Copy out each line of the material below that holds the string "JSON".

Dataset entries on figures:

'''

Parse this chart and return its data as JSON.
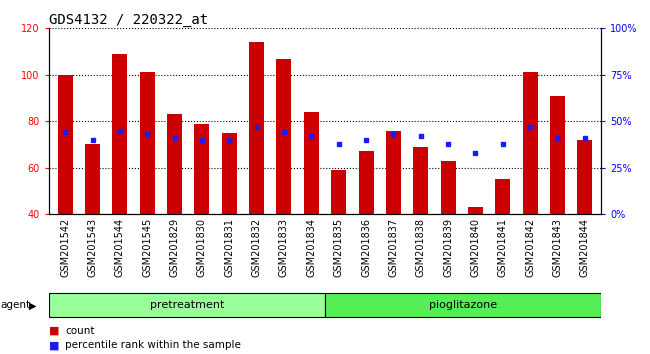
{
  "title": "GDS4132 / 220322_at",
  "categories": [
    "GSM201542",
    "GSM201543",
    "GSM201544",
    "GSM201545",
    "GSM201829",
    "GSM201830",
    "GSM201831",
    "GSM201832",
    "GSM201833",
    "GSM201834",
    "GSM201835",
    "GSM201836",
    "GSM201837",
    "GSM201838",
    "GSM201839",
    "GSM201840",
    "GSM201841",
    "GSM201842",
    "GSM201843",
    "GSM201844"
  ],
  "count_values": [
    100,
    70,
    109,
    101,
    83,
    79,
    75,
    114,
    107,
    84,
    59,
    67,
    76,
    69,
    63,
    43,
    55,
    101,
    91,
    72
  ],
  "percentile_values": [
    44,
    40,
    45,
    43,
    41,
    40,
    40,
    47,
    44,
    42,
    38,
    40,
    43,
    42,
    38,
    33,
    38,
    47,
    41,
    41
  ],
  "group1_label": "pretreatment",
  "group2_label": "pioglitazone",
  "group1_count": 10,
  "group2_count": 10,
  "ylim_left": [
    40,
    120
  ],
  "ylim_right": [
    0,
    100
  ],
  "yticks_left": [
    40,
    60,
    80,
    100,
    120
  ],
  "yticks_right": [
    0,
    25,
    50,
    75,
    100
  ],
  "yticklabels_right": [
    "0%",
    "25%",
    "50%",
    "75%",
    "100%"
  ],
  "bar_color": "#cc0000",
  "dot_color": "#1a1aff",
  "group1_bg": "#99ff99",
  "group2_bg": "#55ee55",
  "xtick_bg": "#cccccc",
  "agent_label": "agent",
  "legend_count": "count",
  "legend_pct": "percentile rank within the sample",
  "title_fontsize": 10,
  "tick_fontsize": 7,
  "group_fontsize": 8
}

'''
'''

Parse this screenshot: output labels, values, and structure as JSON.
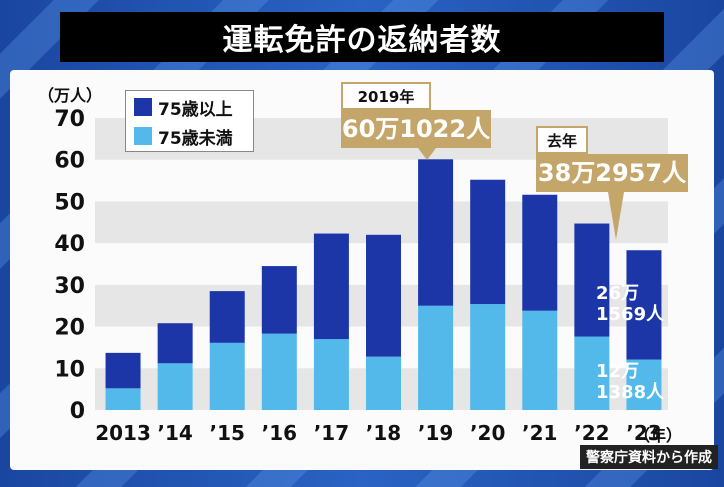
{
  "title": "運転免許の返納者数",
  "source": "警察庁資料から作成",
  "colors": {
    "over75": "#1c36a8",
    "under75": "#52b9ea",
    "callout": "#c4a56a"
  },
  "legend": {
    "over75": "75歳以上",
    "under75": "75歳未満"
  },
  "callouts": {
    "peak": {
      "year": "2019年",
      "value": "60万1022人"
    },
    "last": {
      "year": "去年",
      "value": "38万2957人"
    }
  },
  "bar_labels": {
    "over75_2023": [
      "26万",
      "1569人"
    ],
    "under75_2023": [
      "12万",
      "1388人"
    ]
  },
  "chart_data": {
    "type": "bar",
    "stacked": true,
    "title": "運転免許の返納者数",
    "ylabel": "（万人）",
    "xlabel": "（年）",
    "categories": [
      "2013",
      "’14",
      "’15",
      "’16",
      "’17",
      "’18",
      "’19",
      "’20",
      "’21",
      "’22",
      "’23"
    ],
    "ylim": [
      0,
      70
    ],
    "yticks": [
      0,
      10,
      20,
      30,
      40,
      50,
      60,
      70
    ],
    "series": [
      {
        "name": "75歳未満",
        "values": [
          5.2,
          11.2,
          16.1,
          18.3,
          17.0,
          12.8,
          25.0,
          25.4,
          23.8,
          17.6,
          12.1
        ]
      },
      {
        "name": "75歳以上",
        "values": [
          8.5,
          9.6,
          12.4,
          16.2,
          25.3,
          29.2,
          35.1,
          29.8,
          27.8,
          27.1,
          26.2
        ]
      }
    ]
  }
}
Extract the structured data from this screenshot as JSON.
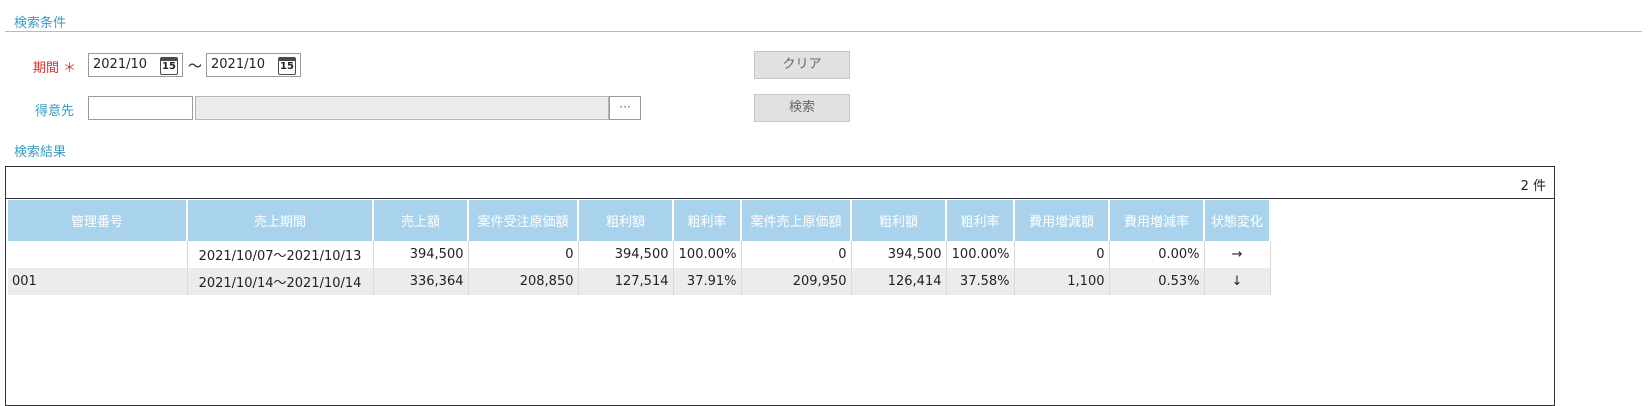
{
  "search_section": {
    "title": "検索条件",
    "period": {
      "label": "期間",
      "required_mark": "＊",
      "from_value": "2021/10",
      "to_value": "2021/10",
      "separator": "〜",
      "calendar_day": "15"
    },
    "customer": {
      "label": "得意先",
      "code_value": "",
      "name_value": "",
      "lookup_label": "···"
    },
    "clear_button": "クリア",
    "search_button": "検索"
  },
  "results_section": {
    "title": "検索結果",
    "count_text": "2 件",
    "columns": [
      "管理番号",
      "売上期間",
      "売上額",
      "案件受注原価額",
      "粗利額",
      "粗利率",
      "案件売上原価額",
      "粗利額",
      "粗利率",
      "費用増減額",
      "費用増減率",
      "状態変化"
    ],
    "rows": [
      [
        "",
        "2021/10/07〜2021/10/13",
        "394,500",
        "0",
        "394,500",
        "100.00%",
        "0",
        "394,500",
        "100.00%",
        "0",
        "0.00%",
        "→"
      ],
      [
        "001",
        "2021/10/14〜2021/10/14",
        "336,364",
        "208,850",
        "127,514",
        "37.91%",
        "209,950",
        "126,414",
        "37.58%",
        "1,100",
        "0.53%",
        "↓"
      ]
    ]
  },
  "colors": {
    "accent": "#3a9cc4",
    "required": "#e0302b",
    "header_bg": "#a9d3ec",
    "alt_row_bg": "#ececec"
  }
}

'''
'''

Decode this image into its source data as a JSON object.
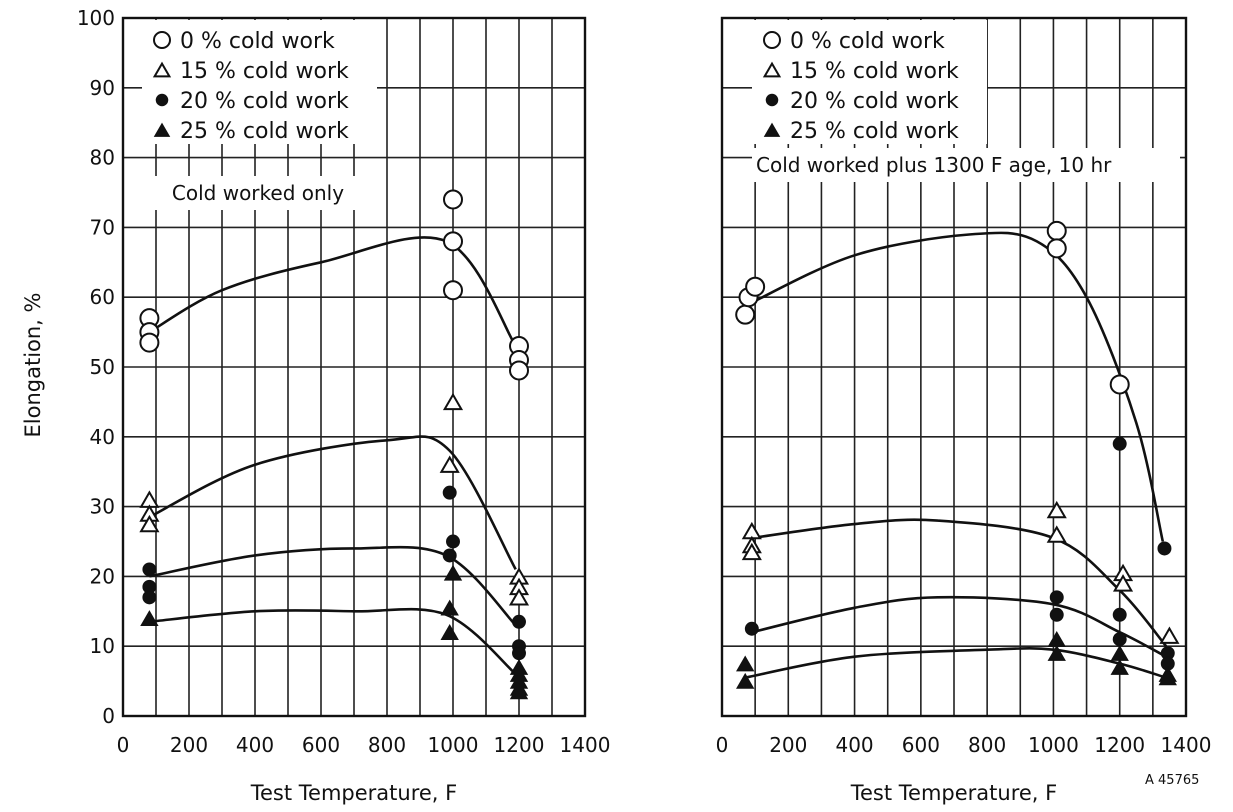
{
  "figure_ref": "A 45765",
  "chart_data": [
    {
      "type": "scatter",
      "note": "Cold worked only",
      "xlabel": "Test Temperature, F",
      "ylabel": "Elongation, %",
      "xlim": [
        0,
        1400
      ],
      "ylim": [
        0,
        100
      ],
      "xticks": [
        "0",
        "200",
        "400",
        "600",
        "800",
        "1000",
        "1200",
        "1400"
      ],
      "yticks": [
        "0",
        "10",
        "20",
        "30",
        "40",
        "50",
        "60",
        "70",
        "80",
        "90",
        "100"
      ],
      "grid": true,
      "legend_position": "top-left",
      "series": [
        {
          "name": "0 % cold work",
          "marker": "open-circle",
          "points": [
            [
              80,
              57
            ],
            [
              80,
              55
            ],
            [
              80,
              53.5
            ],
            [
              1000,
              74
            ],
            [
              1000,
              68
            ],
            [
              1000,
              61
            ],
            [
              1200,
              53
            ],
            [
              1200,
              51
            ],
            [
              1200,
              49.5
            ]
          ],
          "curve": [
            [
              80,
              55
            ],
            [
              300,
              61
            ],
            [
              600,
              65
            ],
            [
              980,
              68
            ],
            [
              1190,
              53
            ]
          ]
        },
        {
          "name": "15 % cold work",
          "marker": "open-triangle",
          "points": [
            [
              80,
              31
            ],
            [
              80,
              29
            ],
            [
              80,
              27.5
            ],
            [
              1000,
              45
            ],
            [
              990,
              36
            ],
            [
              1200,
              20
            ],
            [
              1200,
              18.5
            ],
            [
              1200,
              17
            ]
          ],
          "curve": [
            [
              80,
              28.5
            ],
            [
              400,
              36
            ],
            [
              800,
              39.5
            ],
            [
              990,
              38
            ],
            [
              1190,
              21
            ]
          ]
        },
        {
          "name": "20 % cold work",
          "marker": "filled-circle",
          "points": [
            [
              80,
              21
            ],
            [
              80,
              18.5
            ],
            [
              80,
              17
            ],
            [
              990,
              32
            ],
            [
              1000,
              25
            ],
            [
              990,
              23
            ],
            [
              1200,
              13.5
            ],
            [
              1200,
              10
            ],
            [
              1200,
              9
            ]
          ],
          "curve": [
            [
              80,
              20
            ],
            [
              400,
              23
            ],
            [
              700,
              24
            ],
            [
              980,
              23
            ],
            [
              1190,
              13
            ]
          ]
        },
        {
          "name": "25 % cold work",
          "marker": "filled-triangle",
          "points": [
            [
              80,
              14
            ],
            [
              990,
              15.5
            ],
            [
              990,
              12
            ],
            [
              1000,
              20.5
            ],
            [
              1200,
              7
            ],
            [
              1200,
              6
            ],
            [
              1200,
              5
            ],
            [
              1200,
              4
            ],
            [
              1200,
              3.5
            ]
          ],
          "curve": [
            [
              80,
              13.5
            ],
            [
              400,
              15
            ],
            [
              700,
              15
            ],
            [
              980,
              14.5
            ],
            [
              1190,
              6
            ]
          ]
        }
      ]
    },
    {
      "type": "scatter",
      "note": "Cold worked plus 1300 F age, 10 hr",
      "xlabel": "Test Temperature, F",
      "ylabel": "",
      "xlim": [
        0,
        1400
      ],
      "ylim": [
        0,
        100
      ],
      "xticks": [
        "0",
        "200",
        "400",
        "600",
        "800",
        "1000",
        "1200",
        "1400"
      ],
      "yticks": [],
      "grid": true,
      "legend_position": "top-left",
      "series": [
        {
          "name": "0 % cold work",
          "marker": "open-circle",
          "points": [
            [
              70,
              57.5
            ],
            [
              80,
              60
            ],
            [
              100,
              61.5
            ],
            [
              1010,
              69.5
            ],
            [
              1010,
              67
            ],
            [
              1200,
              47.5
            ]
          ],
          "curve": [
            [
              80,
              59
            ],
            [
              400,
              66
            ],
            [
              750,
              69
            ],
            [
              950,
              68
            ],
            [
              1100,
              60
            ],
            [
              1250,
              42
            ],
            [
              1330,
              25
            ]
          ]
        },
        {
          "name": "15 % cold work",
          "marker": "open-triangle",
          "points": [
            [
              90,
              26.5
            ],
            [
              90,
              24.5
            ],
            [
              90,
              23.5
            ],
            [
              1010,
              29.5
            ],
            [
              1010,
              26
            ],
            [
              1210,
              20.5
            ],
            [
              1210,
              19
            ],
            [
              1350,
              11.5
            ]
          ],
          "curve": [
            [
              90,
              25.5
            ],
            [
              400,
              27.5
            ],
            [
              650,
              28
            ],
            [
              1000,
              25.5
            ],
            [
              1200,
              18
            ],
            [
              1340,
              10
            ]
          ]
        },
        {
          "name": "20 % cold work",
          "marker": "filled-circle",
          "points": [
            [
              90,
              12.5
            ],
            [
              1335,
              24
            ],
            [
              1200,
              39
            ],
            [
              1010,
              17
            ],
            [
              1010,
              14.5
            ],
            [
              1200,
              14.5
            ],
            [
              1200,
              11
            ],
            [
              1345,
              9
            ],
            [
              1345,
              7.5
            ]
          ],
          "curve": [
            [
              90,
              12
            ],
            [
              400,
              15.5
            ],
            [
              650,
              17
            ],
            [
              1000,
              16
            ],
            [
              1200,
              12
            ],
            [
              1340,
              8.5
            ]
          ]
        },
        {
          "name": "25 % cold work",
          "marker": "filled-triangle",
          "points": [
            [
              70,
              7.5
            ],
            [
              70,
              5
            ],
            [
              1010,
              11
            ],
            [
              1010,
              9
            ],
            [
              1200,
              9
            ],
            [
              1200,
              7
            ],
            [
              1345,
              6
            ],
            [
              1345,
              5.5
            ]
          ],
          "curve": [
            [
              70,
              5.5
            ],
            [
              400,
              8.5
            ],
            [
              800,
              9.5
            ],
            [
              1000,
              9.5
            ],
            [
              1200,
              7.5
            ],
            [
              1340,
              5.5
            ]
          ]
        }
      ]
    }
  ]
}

'''

**Final answer:**
Parse this chart and return its data as JSON.
Parse this screenshot: output labels, values, and structure as JSON.
Extract the structured data from this screenshot as JSON.
Decode this image into its source data as a JSON object.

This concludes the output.